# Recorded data
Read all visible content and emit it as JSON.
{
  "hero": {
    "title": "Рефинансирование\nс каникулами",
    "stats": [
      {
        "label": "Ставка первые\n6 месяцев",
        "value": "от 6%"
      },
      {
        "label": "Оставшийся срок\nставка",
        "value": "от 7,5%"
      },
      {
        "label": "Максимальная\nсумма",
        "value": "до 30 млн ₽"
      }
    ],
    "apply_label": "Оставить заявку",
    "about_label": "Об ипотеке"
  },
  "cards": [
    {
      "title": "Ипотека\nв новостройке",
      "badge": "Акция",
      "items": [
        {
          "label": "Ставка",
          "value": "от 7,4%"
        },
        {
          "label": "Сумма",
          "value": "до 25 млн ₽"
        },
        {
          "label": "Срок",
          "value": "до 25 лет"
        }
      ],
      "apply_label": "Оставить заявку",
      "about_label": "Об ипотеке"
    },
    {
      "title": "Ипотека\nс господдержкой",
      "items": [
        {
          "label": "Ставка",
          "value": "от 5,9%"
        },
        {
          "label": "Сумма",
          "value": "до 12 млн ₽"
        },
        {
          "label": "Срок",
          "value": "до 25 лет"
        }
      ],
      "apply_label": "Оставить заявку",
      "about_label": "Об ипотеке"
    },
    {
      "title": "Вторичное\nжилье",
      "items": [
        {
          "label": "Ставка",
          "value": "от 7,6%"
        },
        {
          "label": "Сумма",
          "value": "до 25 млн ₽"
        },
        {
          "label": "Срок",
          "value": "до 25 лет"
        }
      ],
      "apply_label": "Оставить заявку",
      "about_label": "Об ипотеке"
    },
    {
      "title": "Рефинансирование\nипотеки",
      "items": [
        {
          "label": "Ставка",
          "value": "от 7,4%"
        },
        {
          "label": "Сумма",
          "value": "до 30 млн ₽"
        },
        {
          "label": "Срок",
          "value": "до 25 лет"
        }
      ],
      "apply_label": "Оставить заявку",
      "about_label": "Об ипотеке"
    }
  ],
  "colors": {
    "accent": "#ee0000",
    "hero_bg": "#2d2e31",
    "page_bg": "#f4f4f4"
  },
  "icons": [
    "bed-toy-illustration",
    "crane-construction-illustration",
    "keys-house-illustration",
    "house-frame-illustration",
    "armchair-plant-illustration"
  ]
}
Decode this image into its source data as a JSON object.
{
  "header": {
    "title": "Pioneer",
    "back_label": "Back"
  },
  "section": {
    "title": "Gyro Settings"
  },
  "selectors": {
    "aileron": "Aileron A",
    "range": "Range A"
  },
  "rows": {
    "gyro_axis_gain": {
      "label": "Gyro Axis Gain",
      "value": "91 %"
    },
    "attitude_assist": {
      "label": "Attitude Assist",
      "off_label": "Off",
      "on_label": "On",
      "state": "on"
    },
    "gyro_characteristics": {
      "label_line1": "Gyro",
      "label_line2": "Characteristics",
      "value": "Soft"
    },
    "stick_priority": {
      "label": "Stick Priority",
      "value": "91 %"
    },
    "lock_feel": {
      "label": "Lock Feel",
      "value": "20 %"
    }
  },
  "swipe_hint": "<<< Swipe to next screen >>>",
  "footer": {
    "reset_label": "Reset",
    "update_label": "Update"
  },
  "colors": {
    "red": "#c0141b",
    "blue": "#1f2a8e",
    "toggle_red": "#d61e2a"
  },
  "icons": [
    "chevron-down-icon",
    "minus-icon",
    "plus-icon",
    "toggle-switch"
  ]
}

# Problem requirements
Go through the records and show every line with the string "house" in it.

# Result of the exercise
    "keys-house-illustration",
    "house-frame-illustration",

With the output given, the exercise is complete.